- Brief -
Gather up the lines with the word "icon" in them.

** start of Data shown **

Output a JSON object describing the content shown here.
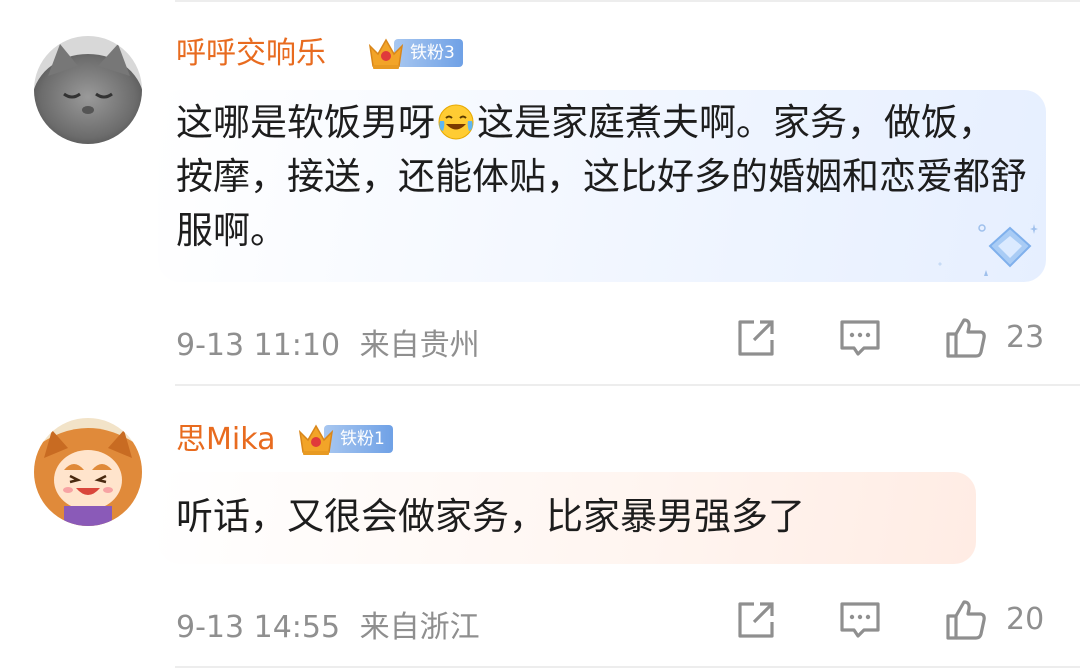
{
  "comments": [
    {
      "username": "呼呼交响乐",
      "fan_badge": "铁粉3",
      "text_before_emoji": "这哪是软饭男呀",
      "emoji": "laugh-cry-emoji",
      "text_after_emoji": "这是家庭煮夫啊。家务，做饭，按摩，接送，还能体贴，这比好多的婚姻和恋爱都舒服啊。",
      "time": "9-13 11:10",
      "location": "来自贵州",
      "likes": "23"
    },
    {
      "username": "思Mika",
      "fan_badge": "铁粉1",
      "text": "听话，又很会做家务，比家暴男强多了",
      "time": "9-13 14:55",
      "location": "来自浙江",
      "likes": "20"
    }
  ],
  "colors": {
    "username": "#e86b1f",
    "meta": "#8f8f8f",
    "badge_blue": "#6fa1e6",
    "crown": "#f2a428"
  }
}
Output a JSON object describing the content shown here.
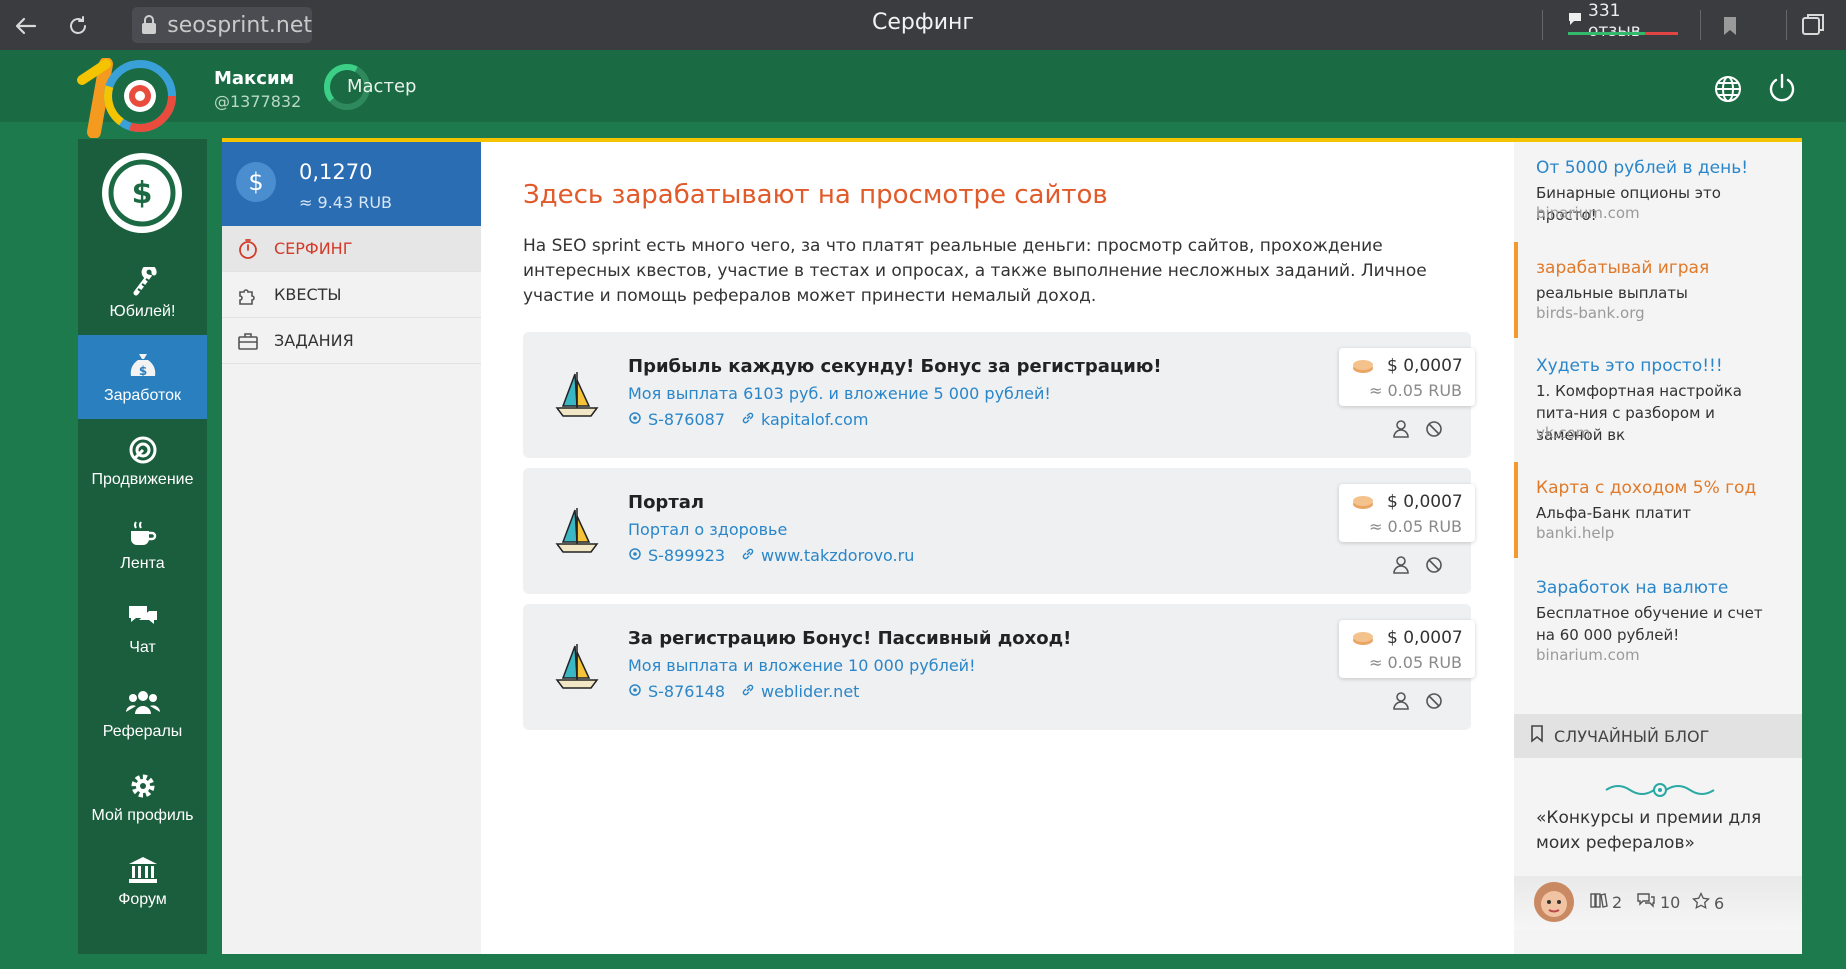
{
  "browser": {
    "url": "seosprint.net",
    "title": "Серфинг",
    "reviews": "331 отзыв"
  },
  "header": {
    "user_name": "Максим",
    "user_id": "@1377832",
    "rank": "Мастер"
  },
  "left_nav": [
    {
      "label": "Юбилей!",
      "icon": "candy-cane-icon"
    },
    {
      "label": "Заработок",
      "icon": "money-bag-icon",
      "active": true
    },
    {
      "label": "Продвижение",
      "icon": "target-icon"
    },
    {
      "label": "Лента",
      "icon": "coffee-cup-icon"
    },
    {
      "label": "Чат",
      "icon": "chat-bubbles-icon"
    },
    {
      "label": "Рефералы",
      "icon": "people-icon"
    },
    {
      "label": "Мой профиль",
      "icon": "gear-icon"
    },
    {
      "label": "Форум",
      "icon": "bank-building-icon"
    }
  ],
  "balance": {
    "usd": "0,1270",
    "rub": "≈ 9.43 RUB"
  },
  "sub_nav": [
    {
      "label": "СЕРФИНГ",
      "icon": "stopwatch-icon",
      "active": true
    },
    {
      "label": "КВЕСТЫ",
      "icon": "puzzle-icon"
    },
    {
      "label": "ЗАДАНИЯ",
      "icon": "briefcase-icon"
    }
  ],
  "main": {
    "headline": "Здесь зарабатывают на просмотре сайтов",
    "intro": "На SEO sprint есть много чего, за что платят реальные деньги: просмотр сайтов, прохождение интересных квестов, участие в тестах и опросах, а также выполнение несложных заданий. Личное участие и помощь рефералов может принести немалый доход."
  },
  "tasks": [
    {
      "title": "Прибыль каждую секунду! Бонус за регистрацию!",
      "desc": "Моя выплата 6103 руб. и вложение 5 000 рублей!",
      "id": "S-876087",
      "link": "kapitalof.com",
      "price_usd": "$ 0,0007",
      "price_rub": "≈ 0.05 RUB"
    },
    {
      "title": "Портал",
      "desc": "Портал о здоровье",
      "id": "S-899923",
      "link": "www.takzdorovo.ru",
      "price_usd": "$ 0,0007",
      "price_rub": "≈ 0.05 RUB"
    },
    {
      "title": "За регистрацию Бонус! Пассивный доход!",
      "desc": "Моя выплата и вложение 10 000 рублей!",
      "id": "S-876148",
      "link": "weblider.net",
      "price_usd": "$ 0,0007",
      "price_rub": "≈ 0.05 RUB"
    }
  ],
  "ads": [
    {
      "title": "От 5000 рублей в день!",
      "text": "Бинарные опционы это просто!",
      "domain": "binarium.com",
      "accent": "blue"
    },
    {
      "title": "зарабатывай играя",
      "text": "реальные выплаты",
      "domain": "birds-bank.org",
      "accent": "orange"
    },
    {
      "title": "Худеть это просто!!!",
      "text": "1. Комфортная настройка пита-ния с разбором и заменой вк",
      "domain": "vk.com",
      "accent": "blue"
    },
    {
      "title": "Карта с доходом 5% год",
      "text": "Альфа-Банк платит",
      "domain": "banki.help",
      "accent": "orange"
    },
    {
      "title": "Заработок на валюте",
      "text": "Бесплатное обучение и счет на 60 000 рублей!",
      "domain": "binarium.com",
      "accent": "blue"
    }
  ],
  "blog": {
    "heading": "СЛУЧАЙНЫЙ БЛОГ",
    "title": "«Конкурсы и премии для моих рефералов»",
    "posts": "2",
    "comments": "10",
    "stars": "6"
  },
  "colors": {
    "bg_green": "#1d7a4c",
    "header_green": "#1a6a43",
    "nav_green": "#1b5e3d",
    "active_blue": "#2a7fbf",
    "link_blue": "#2a86c9",
    "headline_orange": "#e05a2a",
    "accent_yellow": "#f5c400"
  }
}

** end of Data shown **

- Written reply -
      "icon": "candy-cane-icon"
      "icon": "money-bag-icon",
      "icon": "target-icon"
      "icon": "coffee-cup-icon"
      "icon": "chat-bubbles-icon"
      "icon": "people-icon"
      "icon": "gear-icon"
      "icon": "bank-building-icon"
      "icon": "stopwatch-icon",
      "icon": "puzzle-icon"
      "icon": "briefcase-icon"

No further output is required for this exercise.